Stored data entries
========================

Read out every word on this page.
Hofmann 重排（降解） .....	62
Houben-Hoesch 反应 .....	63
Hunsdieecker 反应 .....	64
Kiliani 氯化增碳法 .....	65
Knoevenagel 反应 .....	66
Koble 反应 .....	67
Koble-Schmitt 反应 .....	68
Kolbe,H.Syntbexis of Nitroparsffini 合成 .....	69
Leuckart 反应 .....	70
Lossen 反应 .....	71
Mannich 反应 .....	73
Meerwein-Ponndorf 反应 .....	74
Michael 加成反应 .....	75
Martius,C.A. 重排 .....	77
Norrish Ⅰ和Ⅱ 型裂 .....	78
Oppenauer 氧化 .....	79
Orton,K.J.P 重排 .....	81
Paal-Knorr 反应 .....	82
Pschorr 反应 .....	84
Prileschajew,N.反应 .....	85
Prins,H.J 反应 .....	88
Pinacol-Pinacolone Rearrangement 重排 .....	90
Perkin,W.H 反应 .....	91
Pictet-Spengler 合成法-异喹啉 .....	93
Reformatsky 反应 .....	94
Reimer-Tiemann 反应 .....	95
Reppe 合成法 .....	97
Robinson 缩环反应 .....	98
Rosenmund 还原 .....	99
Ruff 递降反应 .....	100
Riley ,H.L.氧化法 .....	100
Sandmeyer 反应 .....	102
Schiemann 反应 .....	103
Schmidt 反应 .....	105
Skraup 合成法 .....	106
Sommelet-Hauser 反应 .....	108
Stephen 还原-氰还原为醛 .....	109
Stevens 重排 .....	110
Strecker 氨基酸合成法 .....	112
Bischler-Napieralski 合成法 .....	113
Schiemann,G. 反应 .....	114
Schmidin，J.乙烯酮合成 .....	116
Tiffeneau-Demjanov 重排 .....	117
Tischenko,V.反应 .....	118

========================

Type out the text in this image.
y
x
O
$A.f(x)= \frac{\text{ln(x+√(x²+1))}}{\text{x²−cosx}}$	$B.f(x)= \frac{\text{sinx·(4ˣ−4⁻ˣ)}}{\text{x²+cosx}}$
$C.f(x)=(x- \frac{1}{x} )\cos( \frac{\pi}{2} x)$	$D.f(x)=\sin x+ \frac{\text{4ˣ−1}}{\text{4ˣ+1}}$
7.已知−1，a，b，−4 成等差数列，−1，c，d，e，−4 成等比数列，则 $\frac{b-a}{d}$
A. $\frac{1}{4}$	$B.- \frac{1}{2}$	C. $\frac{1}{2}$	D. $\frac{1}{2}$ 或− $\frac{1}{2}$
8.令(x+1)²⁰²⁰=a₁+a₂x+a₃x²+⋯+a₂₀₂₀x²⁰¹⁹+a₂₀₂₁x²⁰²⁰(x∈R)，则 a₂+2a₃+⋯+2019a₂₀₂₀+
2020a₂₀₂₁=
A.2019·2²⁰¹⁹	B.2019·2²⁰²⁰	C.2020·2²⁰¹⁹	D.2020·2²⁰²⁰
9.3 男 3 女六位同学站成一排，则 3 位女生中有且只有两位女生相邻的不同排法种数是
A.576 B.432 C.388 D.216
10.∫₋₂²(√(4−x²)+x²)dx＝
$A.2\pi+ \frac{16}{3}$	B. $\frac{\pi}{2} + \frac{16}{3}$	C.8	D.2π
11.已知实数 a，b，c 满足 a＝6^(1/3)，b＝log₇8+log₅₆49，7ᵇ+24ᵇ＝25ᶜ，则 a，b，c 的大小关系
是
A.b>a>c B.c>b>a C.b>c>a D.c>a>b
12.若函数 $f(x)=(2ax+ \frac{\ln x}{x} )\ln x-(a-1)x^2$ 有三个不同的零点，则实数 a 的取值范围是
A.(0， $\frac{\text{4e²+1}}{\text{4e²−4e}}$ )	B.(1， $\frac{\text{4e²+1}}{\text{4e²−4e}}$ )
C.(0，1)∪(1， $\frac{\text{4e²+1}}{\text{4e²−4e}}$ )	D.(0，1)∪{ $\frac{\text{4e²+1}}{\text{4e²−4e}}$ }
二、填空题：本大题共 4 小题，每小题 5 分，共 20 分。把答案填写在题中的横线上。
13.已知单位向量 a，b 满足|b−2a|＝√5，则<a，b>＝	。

========================

Task to carry out: How many lines in these entries hold the string "this"? Answer with the number alone.

Correct output: 2